#### TASK DESCRIPTION:
Retype exactly the lines that run from the line with "Type out the text in this image." to the final line of the entries, keeping both ends and nothing else.

Stored entries
----------------

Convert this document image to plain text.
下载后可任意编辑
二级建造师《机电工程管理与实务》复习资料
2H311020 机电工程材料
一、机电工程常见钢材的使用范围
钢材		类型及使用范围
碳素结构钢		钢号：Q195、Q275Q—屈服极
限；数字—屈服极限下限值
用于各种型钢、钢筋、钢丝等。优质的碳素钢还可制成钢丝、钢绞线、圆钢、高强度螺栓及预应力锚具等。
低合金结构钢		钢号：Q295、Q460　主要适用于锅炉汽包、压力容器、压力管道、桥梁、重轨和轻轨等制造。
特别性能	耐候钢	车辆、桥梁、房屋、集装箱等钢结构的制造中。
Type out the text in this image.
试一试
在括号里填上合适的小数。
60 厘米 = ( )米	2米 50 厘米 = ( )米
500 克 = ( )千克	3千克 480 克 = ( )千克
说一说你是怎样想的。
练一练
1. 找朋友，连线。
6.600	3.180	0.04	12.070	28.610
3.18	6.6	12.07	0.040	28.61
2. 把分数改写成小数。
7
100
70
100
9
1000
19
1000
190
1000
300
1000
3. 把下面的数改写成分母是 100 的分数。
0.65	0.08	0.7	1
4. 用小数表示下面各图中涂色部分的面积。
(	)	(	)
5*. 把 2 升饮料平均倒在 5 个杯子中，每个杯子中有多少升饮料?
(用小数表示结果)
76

----------------

#### SOLVED PROBLEM:
Type out the text in this image.
试一试
在括号里填上合适的小数。
60 厘米 = ( )米	2米 50 厘米 = ( )米
500 克 = ( )千克	3千克 480 克 = ( )千克
说一说你是怎样想的。
练一练
1. 找朋友，连线。
6.600	3.180	0.04	12.070	28.610
3.18	6.6	12.07	0.040	28.61
2. 把分数改写成小数。
7
100
70
100
9
1000
19
1000
190
1000
300
1000
3. 把下面的数改写成分母是 100 的分数。
0.65	0.08	0.7	1
4. 用小数表示下面各图中涂色部分的面积。
(	)	(	)
5*. 把 2 升饮料平均倒在 5 个杯子中，每个杯子中有多少升饮料?
(用小数表示结果)
76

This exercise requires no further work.